### WORK TO COMPLETE
Transcribe the whole listing below without changing a word, but leave out every image.

(Records from a data source)
───

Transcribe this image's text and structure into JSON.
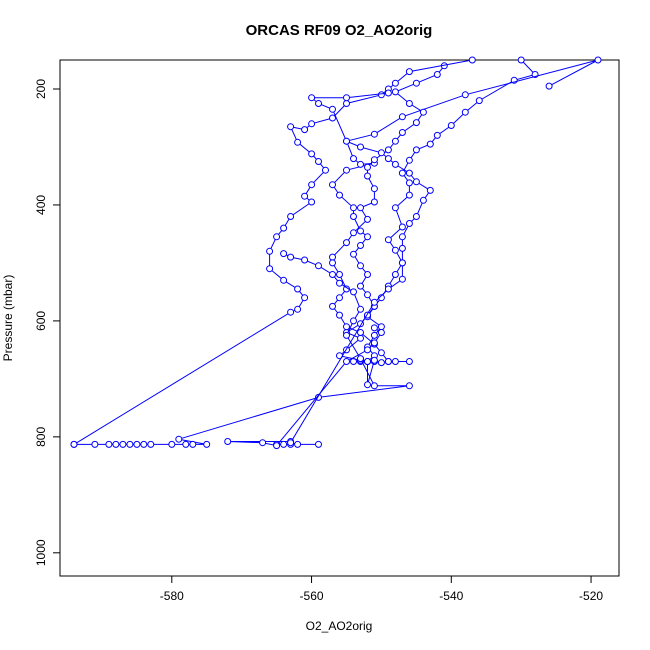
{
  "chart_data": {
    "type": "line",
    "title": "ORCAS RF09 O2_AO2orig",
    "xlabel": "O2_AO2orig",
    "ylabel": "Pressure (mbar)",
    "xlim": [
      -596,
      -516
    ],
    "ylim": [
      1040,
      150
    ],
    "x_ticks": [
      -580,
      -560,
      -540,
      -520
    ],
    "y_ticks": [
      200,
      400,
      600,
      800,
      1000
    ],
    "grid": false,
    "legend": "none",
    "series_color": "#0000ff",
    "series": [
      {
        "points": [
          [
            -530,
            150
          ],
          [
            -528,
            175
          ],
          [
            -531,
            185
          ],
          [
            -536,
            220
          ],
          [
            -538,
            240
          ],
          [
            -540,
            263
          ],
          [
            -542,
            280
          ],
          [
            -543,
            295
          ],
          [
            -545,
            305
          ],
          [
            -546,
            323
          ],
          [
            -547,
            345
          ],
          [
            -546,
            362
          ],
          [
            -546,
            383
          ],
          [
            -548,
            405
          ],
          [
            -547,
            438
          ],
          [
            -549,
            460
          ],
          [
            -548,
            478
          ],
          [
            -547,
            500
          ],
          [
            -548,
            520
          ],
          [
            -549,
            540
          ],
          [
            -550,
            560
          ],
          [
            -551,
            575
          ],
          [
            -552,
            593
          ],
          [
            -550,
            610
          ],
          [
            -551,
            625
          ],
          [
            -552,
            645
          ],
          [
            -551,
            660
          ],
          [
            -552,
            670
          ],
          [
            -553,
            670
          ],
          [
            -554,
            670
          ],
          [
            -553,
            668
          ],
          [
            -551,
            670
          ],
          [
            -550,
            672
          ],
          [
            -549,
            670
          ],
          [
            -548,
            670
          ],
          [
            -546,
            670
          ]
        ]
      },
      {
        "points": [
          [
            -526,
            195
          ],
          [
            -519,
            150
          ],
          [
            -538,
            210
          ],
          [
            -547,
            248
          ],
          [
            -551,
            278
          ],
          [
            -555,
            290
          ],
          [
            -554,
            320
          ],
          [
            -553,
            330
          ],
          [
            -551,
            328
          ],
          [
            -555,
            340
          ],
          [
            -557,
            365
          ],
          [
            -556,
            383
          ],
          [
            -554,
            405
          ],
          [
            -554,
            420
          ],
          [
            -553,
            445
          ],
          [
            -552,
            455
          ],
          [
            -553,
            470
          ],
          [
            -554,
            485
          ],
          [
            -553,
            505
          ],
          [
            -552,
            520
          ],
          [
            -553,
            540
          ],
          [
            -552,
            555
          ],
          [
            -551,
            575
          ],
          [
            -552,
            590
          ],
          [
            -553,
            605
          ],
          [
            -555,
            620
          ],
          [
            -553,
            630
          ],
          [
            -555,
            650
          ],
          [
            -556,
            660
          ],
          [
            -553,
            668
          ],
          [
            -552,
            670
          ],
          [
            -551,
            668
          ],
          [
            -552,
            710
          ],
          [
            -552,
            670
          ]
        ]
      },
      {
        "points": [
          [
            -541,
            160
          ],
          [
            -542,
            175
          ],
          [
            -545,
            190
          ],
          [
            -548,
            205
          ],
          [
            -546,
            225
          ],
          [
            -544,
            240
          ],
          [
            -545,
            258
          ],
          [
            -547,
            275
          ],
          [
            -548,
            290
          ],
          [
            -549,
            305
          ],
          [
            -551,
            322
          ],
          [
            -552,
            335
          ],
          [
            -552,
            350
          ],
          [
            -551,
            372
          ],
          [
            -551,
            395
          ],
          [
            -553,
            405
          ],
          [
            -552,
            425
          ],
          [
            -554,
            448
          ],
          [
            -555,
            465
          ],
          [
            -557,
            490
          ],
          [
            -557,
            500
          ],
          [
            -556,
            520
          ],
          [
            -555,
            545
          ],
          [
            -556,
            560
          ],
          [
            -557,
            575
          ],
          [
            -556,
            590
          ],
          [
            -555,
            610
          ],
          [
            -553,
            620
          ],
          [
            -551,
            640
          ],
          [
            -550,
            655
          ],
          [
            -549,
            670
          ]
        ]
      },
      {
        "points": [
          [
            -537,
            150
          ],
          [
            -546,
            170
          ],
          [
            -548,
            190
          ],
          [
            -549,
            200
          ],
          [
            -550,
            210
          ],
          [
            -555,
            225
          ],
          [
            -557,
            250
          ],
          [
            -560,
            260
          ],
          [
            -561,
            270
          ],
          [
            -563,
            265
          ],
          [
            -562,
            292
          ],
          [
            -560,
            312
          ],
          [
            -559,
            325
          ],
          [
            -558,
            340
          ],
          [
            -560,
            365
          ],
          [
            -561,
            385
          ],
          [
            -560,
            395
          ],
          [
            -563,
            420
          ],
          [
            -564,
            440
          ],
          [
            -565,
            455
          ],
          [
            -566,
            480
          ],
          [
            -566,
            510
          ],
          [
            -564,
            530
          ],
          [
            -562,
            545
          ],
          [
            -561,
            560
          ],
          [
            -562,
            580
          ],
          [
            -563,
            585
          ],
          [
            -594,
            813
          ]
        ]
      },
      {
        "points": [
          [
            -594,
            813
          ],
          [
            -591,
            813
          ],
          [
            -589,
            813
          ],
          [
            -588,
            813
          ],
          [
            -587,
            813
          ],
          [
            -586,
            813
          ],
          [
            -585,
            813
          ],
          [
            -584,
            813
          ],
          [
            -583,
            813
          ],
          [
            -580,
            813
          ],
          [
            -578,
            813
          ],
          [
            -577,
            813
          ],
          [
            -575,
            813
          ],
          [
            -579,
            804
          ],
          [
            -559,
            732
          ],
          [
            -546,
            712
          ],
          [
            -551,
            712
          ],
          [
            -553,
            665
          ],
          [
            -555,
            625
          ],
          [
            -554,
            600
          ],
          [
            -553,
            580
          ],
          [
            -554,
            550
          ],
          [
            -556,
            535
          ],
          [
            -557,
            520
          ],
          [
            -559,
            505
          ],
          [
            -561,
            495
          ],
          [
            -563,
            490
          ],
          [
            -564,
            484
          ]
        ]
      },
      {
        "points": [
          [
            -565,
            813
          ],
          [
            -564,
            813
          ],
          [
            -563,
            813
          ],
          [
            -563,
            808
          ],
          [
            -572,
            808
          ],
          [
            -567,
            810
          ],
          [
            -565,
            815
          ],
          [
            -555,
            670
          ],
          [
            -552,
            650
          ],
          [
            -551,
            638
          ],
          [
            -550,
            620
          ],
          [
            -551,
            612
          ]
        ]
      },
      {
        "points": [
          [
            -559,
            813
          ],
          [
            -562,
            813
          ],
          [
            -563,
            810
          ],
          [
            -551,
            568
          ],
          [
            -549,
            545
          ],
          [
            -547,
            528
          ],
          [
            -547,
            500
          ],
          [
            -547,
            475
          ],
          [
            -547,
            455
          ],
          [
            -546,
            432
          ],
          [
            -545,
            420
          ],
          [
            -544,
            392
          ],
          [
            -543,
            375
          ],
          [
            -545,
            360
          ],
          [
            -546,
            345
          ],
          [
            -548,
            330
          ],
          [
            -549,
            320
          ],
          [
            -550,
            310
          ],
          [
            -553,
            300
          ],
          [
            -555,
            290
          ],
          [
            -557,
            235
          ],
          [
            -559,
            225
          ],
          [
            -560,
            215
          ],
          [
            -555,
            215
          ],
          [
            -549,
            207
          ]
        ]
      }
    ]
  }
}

───

### SOLUTION TO THIS EXERCISE
Transcribe this image's text and structure into JSON.
{
  "chart_data": {
    "type": "line",
    "title": "ORCAS RF09 O2_AO2orig",
    "xlabel": "O2_AO2orig",
    "ylabel": "Pressure (mbar)",
    "xlim": [
      -596,
      -516
    ],
    "ylim": [
      1040,
      150
    ],
    "x_ticks": [
      -580,
      -560,
      -540,
      -520
    ],
    "y_ticks": [
      200,
      400,
      600,
      800,
      1000
    ],
    "grid": false,
    "legend": "none",
    "series_color": "#0000ff",
    "series": [
      {
        "points": [
          [
            -530,
            150
          ],
          [
            -528,
            175
          ],
          [
            -531,
            185
          ],
          [
            -536,
            220
          ],
          [
            -538,
            240
          ],
          [
            -540,
            263
          ],
          [
            -542,
            280
          ],
          [
            -543,
            295
          ],
          [
            -545,
            305
          ],
          [
            -546,
            323
          ],
          [
            -547,
            345
          ],
          [
            -546,
            362
          ],
          [
            -546,
            383
          ],
          [
            -548,
            405
          ],
          [
            -547,
            438
          ],
          [
            -549,
            460
          ],
          [
            -548,
            478
          ],
          [
            -547,
            500
          ],
          [
            -548,
            520
          ],
          [
            -549,
            540
          ],
          [
            -550,
            560
          ],
          [
            -551,
            575
          ],
          [
            -552,
            593
          ],
          [
            -550,
            610
          ],
          [
            -551,
            625
          ],
          [
            -552,
            645
          ],
          [
            -551,
            660
          ],
          [
            -552,
            670
          ],
          [
            -553,
            670
          ],
          [
            -554,
            670
          ],
          [
            -553,
            668
          ],
          [
            -551,
            670
          ],
          [
            -550,
            672
          ],
          [
            -549,
            670
          ],
          [
            -548,
            670
          ],
          [
            -546,
            670
          ]
        ]
      },
      {
        "points": [
          [
            -526,
            195
          ],
          [
            -519,
            150
          ],
          [
            -538,
            210
          ],
          [
            -547,
            248
          ],
          [
            -551,
            278
          ],
          [
            -555,
            290
          ],
          [
            -554,
            320
          ],
          [
            -553,
            330
          ],
          [
            -551,
            328
          ],
          [
            -555,
            340
          ],
          [
            -557,
            365
          ],
          [
            -556,
            383
          ],
          [
            -554,
            405
          ],
          [
            -554,
            420
          ],
          [
            -553,
            445
          ],
          [
            -552,
            455
          ],
          [
            -553,
            470
          ],
          [
            -554,
            485
          ],
          [
            -553,
            505
          ],
          [
            -552,
            520
          ],
          [
            -553,
            540
          ],
          [
            -552,
            555
          ],
          [
            -551,
            575
          ],
          [
            -552,
            590
          ],
          [
            -553,
            605
          ],
          [
            -555,
            620
          ],
          [
            -553,
            630
          ],
          [
            -555,
            650
          ],
          [
            -556,
            660
          ],
          [
            -553,
            668
          ],
          [
            -552,
            670
          ],
          [
            -551,
            668
          ],
          [
            -552,
            710
          ],
          [
            -552,
            670
          ]
        ]
      },
      {
        "points": [
          [
            -541,
            160
          ],
          [
            -542,
            175
          ],
          [
            -545,
            190
          ],
          [
            -548,
            205
          ],
          [
            -546,
            225
          ],
          [
            -544,
            240
          ],
          [
            -545,
            258
          ],
          [
            -547,
            275
          ],
          [
            -548,
            290
          ],
          [
            -549,
            305
          ],
          [
            -551,
            322
          ],
          [
            -552,
            335
          ],
          [
            -552,
            350
          ],
          [
            -551,
            372
          ],
          [
            -551,
            395
          ],
          [
            -553,
            405
          ],
          [
            -552,
            425
          ],
          [
            -554,
            448
          ],
          [
            -555,
            465
          ],
          [
            -557,
            490
          ],
          [
            -557,
            500
          ],
          [
            -556,
            520
          ],
          [
            -555,
            545
          ],
          [
            -556,
            560
          ],
          [
            -557,
            575
          ],
          [
            -556,
            590
          ],
          [
            -555,
            610
          ],
          [
            -553,
            620
          ],
          [
            -551,
            640
          ],
          [
            -550,
            655
          ],
          [
            -549,
            670
          ]
        ]
      },
      {
        "points": [
          [
            -537,
            150
          ],
          [
            -546,
            170
          ],
          [
            -548,
            190
          ],
          [
            -549,
            200
          ],
          [
            -550,
            210
          ],
          [
            -555,
            225
          ],
          [
            -557,
            250
          ],
          [
            -560,
            260
          ],
          [
            -561,
            270
          ],
          [
            -563,
            265
          ],
          [
            -562,
            292
          ],
          [
            -560,
            312
          ],
          [
            -559,
            325
          ],
          [
            -558,
            340
          ],
          [
            -560,
            365
          ],
          [
            -561,
            385
          ],
          [
            -560,
            395
          ],
          [
            -563,
            420
          ],
          [
            -564,
            440
          ],
          [
            -565,
            455
          ],
          [
            -566,
            480
          ],
          [
            -566,
            510
          ],
          [
            -564,
            530
          ],
          [
            -562,
            545
          ],
          [
            -561,
            560
          ],
          [
            -562,
            580
          ],
          [
            -563,
            585
          ],
          [
            -594,
            813
          ]
        ]
      },
      {
        "points": [
          [
            -594,
            813
          ],
          [
            -591,
            813
          ],
          [
            -589,
            813
          ],
          [
            -588,
            813
          ],
          [
            -587,
            813
          ],
          [
            -586,
            813
          ],
          [
            -585,
            813
          ],
          [
            -584,
            813
          ],
          [
            -583,
            813
          ],
          [
            -580,
            813
          ],
          [
            -578,
            813
          ],
          [
            -577,
            813
          ],
          [
            -575,
            813
          ],
          [
            -579,
            804
          ],
          [
            -559,
            732
          ],
          [
            -546,
            712
          ],
          [
            -551,
            712
          ],
          [
            -553,
            665
          ],
          [
            -555,
            625
          ],
          [
            -554,
            600
          ],
          [
            -553,
            580
          ],
          [
            -554,
            550
          ],
          [
            -556,
            535
          ],
          [
            -557,
            520
          ],
          [
            -559,
            505
          ],
          [
            -561,
            495
          ],
          [
            -563,
            490
          ],
          [
            -564,
            484
          ]
        ]
      },
      {
        "points": [
          [
            -565,
            813
          ],
          [
            -564,
            813
          ],
          [
            -563,
            813
          ],
          [
            -563,
            808
          ],
          [
            -572,
            808
          ],
          [
            -567,
            810
          ],
          [
            -565,
            815
          ],
          [
            -555,
            670
          ],
          [
            -552,
            650
          ],
          [
            -551,
            638
          ],
          [
            -550,
            620
          ],
          [
            -551,
            612
          ]
        ]
      },
      {
        "points": [
          [
            -559,
            813
          ],
          [
            -562,
            813
          ],
          [
            -563,
            810
          ],
          [
            -551,
            568
          ],
          [
            -549,
            545
          ],
          [
            -547,
            528
          ],
          [
            -547,
            500
          ],
          [
            -547,
            475
          ],
          [
            -547,
            455
          ],
          [
            -546,
            432
          ],
          [
            -545,
            420
          ],
          [
            -544,
            392
          ],
          [
            -543,
            375
          ],
          [
            -545,
            360
          ],
          [
            -546,
            345
          ],
          [
            -548,
            330
          ],
          [
            -549,
            320
          ],
          [
            -550,
            310
          ],
          [
            -553,
            300
          ],
          [
            -555,
            290
          ],
          [
            -557,
            235
          ],
          [
            -559,
            225
          ],
          [
            -560,
            215
          ],
          [
            -555,
            215
          ],
          [
            -549,
            207
          ]
        ]
      }
    ]
  }
}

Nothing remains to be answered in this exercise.